# Aim
Find the word "text" in the material below and gather every line that contains it.

^^^^^^^^

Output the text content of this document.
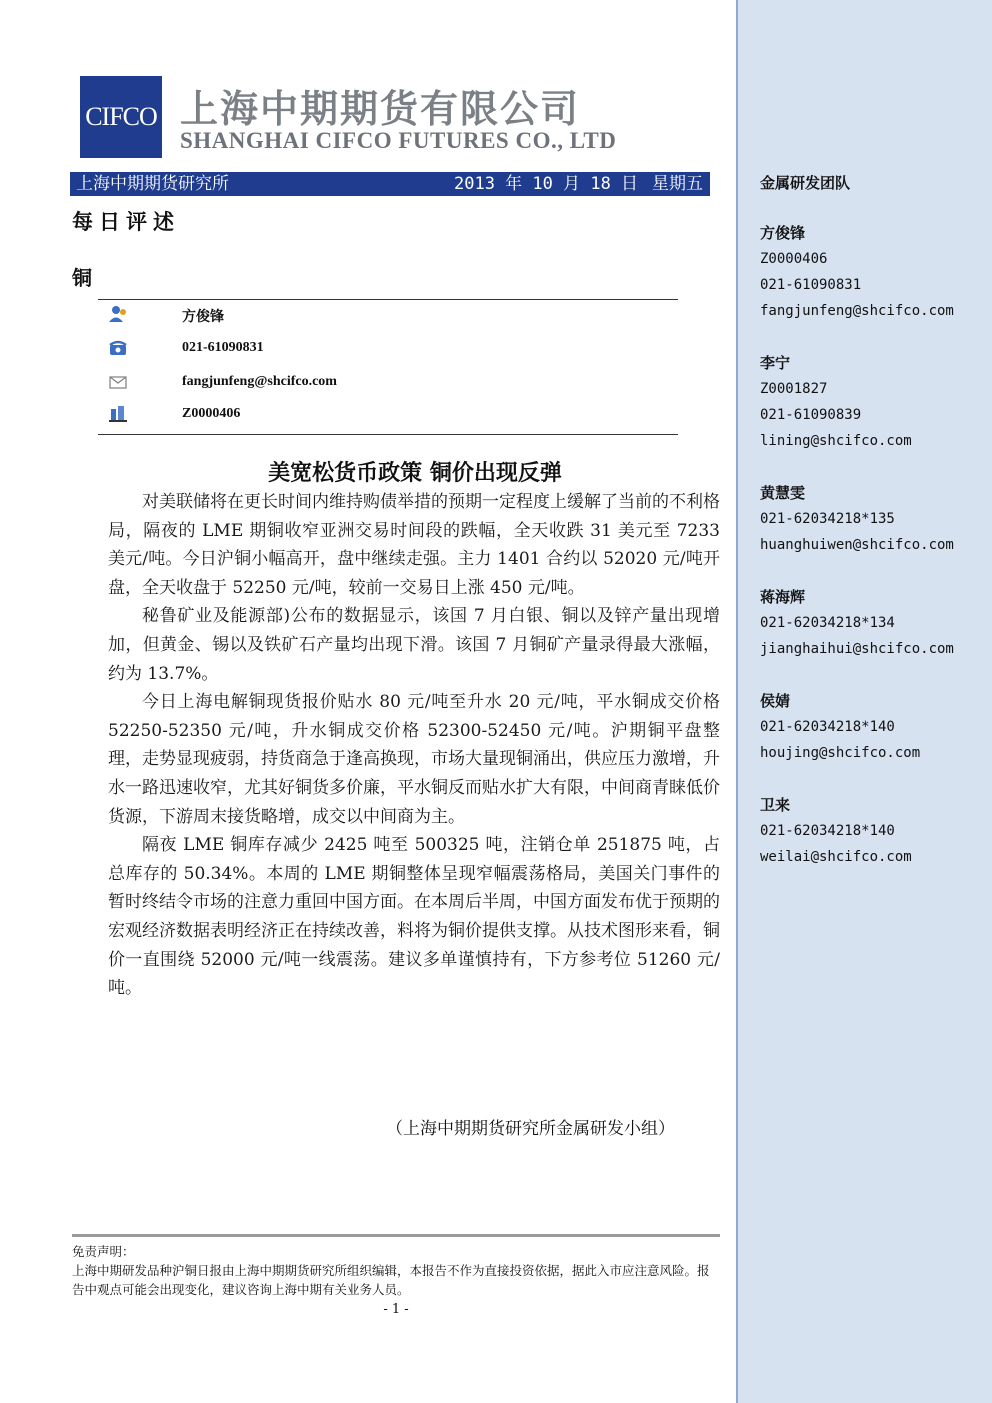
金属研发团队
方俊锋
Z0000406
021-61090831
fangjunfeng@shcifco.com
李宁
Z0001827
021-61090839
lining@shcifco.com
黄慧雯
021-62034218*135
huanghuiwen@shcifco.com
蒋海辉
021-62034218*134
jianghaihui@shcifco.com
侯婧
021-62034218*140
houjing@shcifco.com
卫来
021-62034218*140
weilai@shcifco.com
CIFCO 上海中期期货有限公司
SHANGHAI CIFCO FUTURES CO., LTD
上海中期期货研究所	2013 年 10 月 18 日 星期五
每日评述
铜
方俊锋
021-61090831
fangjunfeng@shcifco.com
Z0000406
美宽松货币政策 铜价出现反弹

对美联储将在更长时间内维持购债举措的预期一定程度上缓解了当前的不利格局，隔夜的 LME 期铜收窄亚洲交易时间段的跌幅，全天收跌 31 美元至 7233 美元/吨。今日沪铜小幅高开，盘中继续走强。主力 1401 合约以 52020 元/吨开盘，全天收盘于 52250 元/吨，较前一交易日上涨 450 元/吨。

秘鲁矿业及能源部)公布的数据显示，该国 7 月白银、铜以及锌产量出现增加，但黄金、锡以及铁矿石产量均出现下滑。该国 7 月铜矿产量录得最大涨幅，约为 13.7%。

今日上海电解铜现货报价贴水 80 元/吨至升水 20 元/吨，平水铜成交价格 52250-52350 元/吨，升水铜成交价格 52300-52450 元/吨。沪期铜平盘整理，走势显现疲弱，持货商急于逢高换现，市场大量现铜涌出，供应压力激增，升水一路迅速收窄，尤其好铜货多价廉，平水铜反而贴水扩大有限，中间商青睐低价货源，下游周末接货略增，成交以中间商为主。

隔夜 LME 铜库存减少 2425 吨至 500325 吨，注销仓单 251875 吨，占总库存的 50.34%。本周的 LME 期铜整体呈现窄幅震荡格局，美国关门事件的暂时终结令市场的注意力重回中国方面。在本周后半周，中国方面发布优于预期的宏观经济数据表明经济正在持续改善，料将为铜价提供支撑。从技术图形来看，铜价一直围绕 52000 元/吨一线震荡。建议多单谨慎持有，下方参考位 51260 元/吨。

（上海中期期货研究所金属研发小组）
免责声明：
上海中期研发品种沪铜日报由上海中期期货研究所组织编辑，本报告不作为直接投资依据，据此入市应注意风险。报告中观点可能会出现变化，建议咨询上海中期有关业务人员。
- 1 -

^^^^^^^^

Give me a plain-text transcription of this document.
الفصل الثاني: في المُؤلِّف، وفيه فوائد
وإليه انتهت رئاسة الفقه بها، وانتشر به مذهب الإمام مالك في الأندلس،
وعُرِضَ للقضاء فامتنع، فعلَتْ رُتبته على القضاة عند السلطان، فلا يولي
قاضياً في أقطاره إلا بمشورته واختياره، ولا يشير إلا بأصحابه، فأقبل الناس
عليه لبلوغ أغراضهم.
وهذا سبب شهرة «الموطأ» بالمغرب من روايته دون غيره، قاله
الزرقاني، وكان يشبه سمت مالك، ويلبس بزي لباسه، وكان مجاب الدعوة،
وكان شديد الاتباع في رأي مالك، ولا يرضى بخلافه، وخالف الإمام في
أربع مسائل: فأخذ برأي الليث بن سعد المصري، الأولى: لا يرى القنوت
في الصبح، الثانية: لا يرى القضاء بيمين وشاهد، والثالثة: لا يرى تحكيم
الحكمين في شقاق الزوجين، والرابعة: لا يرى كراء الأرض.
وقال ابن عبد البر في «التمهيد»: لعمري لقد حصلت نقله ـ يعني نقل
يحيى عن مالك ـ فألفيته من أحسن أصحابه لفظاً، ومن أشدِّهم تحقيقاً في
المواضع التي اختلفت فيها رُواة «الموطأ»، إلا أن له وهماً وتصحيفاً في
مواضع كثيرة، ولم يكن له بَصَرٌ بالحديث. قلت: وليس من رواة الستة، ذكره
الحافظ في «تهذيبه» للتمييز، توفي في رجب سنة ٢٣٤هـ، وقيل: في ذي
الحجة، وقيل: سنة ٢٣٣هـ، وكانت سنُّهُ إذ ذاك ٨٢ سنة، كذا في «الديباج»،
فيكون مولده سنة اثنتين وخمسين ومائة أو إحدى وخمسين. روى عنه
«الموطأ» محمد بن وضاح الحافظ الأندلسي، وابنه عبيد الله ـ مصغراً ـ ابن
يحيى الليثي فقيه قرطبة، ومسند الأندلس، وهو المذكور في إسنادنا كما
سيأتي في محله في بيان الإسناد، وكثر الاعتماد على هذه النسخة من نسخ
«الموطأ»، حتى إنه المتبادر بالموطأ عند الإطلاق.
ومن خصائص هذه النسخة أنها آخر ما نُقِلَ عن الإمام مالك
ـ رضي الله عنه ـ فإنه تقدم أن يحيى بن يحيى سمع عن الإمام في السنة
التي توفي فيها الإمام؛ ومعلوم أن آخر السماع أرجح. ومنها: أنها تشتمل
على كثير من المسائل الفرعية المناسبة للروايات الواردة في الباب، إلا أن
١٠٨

^^^^^^^^

# Solution to this task
Output the text content of this document.
Give me a plain-text transcription of this document.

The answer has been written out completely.